TO DO: Retype every line of the records below verbatim, leaving out the pictures.

____ AVAILABLE RECORDS

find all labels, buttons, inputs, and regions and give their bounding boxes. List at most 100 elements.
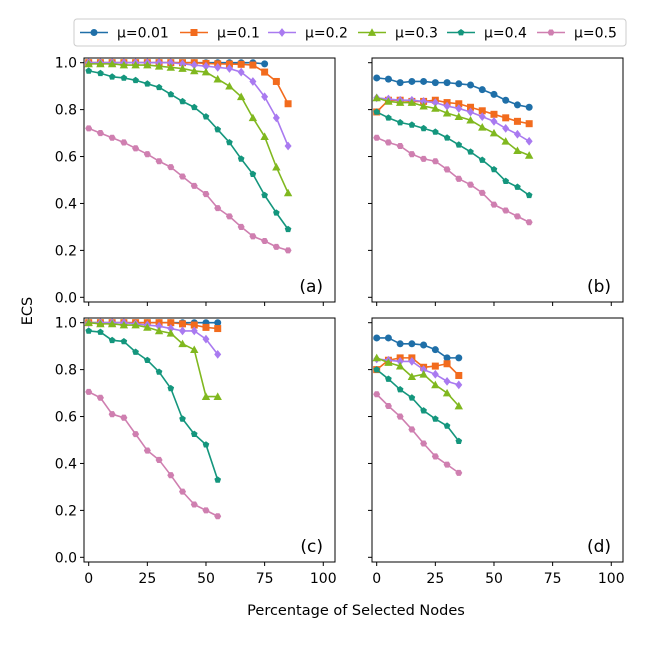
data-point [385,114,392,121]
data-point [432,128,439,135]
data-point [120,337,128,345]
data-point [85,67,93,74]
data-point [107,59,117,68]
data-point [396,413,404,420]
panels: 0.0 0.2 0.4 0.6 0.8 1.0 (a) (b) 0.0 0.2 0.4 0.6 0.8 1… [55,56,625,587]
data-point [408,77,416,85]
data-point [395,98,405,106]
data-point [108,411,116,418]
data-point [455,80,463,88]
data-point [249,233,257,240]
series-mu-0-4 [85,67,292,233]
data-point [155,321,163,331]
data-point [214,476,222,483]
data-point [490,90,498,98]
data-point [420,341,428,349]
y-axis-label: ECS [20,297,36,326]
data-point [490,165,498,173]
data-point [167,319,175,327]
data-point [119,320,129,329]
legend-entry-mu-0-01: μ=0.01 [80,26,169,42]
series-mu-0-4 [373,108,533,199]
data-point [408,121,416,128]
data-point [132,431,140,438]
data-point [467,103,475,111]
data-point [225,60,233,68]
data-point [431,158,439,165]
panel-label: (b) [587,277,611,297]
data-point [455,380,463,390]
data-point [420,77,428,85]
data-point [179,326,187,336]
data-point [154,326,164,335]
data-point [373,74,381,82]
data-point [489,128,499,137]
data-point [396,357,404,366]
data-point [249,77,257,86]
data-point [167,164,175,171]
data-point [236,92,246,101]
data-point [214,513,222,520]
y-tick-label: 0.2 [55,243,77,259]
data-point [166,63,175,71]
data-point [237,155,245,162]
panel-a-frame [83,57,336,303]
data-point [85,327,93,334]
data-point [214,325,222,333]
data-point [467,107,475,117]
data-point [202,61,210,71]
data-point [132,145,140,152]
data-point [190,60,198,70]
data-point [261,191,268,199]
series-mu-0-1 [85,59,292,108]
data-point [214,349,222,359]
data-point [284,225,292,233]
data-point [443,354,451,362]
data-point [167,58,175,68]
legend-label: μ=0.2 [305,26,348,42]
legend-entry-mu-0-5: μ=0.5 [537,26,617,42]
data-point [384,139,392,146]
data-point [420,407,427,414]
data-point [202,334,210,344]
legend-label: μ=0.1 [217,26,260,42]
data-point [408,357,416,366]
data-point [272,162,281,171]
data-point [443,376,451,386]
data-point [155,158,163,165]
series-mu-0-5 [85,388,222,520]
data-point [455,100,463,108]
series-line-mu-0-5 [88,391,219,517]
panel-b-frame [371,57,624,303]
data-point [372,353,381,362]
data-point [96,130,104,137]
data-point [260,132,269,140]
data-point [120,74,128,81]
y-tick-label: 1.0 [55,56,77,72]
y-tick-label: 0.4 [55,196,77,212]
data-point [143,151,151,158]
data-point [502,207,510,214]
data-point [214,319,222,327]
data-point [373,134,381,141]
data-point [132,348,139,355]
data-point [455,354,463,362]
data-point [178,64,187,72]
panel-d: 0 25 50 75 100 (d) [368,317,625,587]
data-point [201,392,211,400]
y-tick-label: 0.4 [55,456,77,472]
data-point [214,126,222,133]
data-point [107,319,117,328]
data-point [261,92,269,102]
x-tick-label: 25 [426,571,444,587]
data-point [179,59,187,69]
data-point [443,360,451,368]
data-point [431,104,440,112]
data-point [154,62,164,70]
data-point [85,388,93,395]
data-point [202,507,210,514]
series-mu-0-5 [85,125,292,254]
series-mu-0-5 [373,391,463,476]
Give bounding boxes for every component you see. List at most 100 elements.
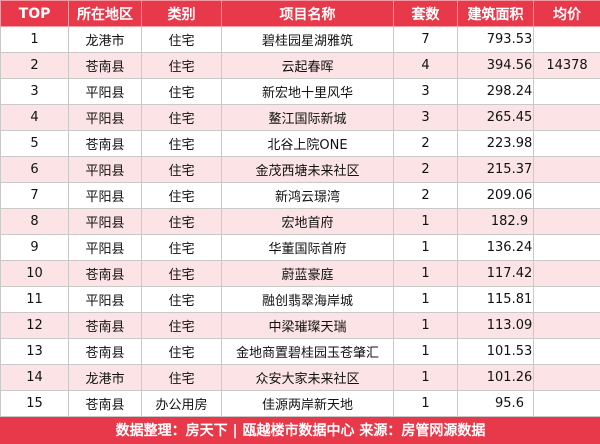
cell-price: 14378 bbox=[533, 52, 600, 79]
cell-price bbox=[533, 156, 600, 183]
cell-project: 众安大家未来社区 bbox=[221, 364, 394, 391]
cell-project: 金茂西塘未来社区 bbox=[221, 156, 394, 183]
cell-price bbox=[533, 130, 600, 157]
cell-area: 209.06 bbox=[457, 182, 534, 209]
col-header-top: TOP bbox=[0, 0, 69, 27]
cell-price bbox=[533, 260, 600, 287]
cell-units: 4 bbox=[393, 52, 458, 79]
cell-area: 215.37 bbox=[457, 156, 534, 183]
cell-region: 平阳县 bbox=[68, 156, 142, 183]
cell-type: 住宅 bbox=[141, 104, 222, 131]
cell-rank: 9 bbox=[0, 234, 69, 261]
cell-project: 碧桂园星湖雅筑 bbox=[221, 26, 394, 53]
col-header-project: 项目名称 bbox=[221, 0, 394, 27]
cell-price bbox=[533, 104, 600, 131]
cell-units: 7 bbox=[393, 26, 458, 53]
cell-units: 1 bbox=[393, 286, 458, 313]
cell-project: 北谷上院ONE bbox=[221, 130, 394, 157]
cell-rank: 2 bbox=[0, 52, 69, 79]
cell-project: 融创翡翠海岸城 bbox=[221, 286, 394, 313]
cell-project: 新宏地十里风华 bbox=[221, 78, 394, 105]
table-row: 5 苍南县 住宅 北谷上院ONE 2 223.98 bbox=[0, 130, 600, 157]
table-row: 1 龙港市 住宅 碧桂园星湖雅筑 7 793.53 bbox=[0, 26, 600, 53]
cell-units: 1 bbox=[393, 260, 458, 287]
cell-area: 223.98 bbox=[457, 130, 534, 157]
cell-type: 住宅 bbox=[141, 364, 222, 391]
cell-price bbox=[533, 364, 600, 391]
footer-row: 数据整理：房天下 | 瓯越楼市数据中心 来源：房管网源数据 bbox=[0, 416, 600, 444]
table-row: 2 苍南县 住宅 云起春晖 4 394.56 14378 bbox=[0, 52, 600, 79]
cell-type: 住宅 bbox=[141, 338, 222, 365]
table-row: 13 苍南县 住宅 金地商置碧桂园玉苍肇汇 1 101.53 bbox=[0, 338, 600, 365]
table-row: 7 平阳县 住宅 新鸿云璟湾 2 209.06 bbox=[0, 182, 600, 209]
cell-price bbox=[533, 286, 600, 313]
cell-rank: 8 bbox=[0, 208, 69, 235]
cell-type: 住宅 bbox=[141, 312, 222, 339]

________

WORKED SOLUTION:
find all labels, buttons, inputs, and regions and give their bounding boxes. List at most 100 elements.
data-point [385,114,392,121]
data-point [432,128,439,135]
data-point [120,337,128,345]
data-point [85,67,93,74]
data-point [107,59,117,68]
data-point [396,413,404,420]
panels: 0.0 0.2 0.4 0.6 0.8 1.0 (a) (b) 0.0 0.2 0.4 0.6 0.8 1… [55,56,625,587]
data-point [408,77,416,85]
data-point [395,98,405,106]
data-point [108,411,116,418]
data-point [455,80,463,88]
data-point [249,233,257,240]
series-mu-0-4 [85,67,292,233]
data-point [155,321,163,331]
data-point [214,476,222,483]
data-point [490,90,498,98]
data-point [420,341,428,349]
y-axis-label: ECS [20,297,36,326]
data-point [490,165,498,173]
data-point [167,319,175,327]
data-point [119,320,129,329]
legend-entry-mu-0-01: μ=0.01 [80,26,169,42]
series-mu-0-4 [373,108,533,199]
data-point [408,121,416,128]
data-point [132,431,140,438]
data-point [467,103,475,111]
data-point [225,60,233,68]
data-point [431,158,439,165]
panel-label: (b) [587,277,611,297]
data-point [455,380,463,390]
data-point [420,77,428,85]
data-point [179,326,187,336]
data-point [154,326,164,335]
data-point [373,74,381,82]
data-point [489,128,499,137]
data-point [396,357,404,366]
data-point [249,77,257,86]
data-point [167,164,175,171]
data-point [236,92,246,101]
data-point [214,513,222,520]
y-tick-label: 0.2 [55,243,77,259]
data-point [166,63,175,71]
data-point [237,155,245,162]
panel-a-frame [83,57,336,303]
data-point [85,327,93,334]
data-point [214,325,222,333]
data-point [467,107,475,117]
data-point [202,61,210,71]
data-point [132,145,140,152]
data-point [190,60,198,70]
data-point [261,191,268,199]
series-mu-0-1 [85,59,292,108]
data-point [214,349,222,359]
data-point [284,225,292,233]
data-point [443,354,451,362]
data-point [167,58,175,68]
legend-label: μ=0.2 [305,26,348,42]
legend-entry-mu-0-5: μ=0.5 [537,26,617,42]
data-point [384,139,392,146]
data-point [420,407,427,414]
data-point [202,334,210,344]
legend-label: μ=0.1 [217,26,260,42]
data-point [408,357,416,366]
data-point [272,162,281,171]
data-point [443,376,451,386]
data-point [155,158,163,165]
series-mu-0-5 [85,388,222,520]
data-point [455,100,463,108]
series-line-mu-0-5 [88,391,219,517]
panel-b-frame [371,57,624,303]
data-point [372,353,381,362]
data-point [96,130,104,137]
data-point [260,132,269,140]
data-point [120,74,128,81]
y-tick-label: 1.0 [55,56,77,72]
y-tick-label: 0.4 [55,196,77,212]
data-point [143,151,151,158]
data-point [502,207,510,214]
data-point [214,319,222,327]
data-point [373,134,381,141]
data-point [132,348,139,355]
data-point [455,354,463,362]
data-point [178,64,187,72]
panel-d: 0 25 50 75 100 (d) [368,317,625,587]
data-point [201,392,211,400]
y-tick-label: 0.4 [55,456,77,472]
data-point [214,126,222,133]
data-point [107,319,117,328]
data-point [261,92,269,102]
x-tick-label: 25 [426,571,444,587]
data-point [179,59,187,69]
data-point [443,360,451,368]
data-point [431,104,440,112]
data-point [154,62,164,70]
data-point [85,388,93,395]
data-point [202,507,210,514]
series-mu-0-5 [85,125,292,254]
series-mu-0-5 [373,391,463,476]
Give bounding boxes for every component you see. List at most 100 elements.
cell-price: 14378 bbox=[533, 52, 600, 79]
cell-price bbox=[533, 156, 600, 183]
cell-project: 众安大家未来社区 bbox=[221, 364, 394, 391]
cell-project: 金茂西塘未来社区 bbox=[221, 156, 394, 183]
cell-price bbox=[533, 130, 600, 157]
cell-area: 209.06 bbox=[457, 182, 534, 209]
col-header-top: TOP bbox=[0, 0, 69, 27]
cell-price bbox=[533, 260, 600, 287]
cell-units: 4 bbox=[393, 52, 458, 79]
cell-area: 215.37 bbox=[457, 156, 534, 183]
cell-region: 平阳县 bbox=[68, 156, 142, 183]
cell-type: 住宅 bbox=[141, 104, 222, 131]
cell-rank: 9 bbox=[0, 234, 69, 261]
cell-project: 碧桂园星湖雅筑 bbox=[221, 26, 394, 53]
col-header-project: 项目名称 bbox=[221, 0, 394, 27]
cell-price bbox=[533, 104, 600, 131]
cell-units: 7 bbox=[393, 26, 458, 53]
cell-units: 1 bbox=[393, 286, 458, 313]
cell-project: 北谷上院ONE bbox=[221, 130, 394, 157]
cell-rank: 2 bbox=[0, 52, 69, 79]
cell-project: 融创翡翠海岸城 bbox=[221, 286, 394, 313]
cell-project: 新宏地十里风华 bbox=[221, 78, 394, 105]
table-row: 5 苍南县 住宅 北谷上院ONE 2 223.98 bbox=[0, 130, 600, 157]
table-row: 1 龙港市 住宅 碧桂园星湖雅筑 7 793.53 bbox=[0, 26, 600, 53]
cell-units: 1 bbox=[393, 260, 458, 287]
cell-area: 223.98 bbox=[457, 130, 534, 157]
cell-type: 住宅 bbox=[141, 364, 222, 391]
cell-price bbox=[533, 364, 600, 391]
footer-row: 数据整理：房天下 | 瓯越楼市数据中心 来源：房管网源数据 bbox=[0, 416, 600, 444]
table-row: 2 苍南县 住宅 云起春晖 4 394.56 14378 bbox=[0, 52, 600, 79]
cell-type: 住宅 bbox=[141, 338, 222, 365]
table-row: 13 苍南县 住宅 金地商置碧桂园玉苍肇汇 1 101.53 bbox=[0, 338, 600, 365]
table-row: 7 平阳县 住宅 新鸿云璟湾 2 209.06 bbox=[0, 182, 600, 209]
cell-price bbox=[533, 286, 600, 313]
cell-rank: 8 bbox=[0, 208, 69, 235]
cell-type: 住宅 bbox=[141, 312, 222, 339]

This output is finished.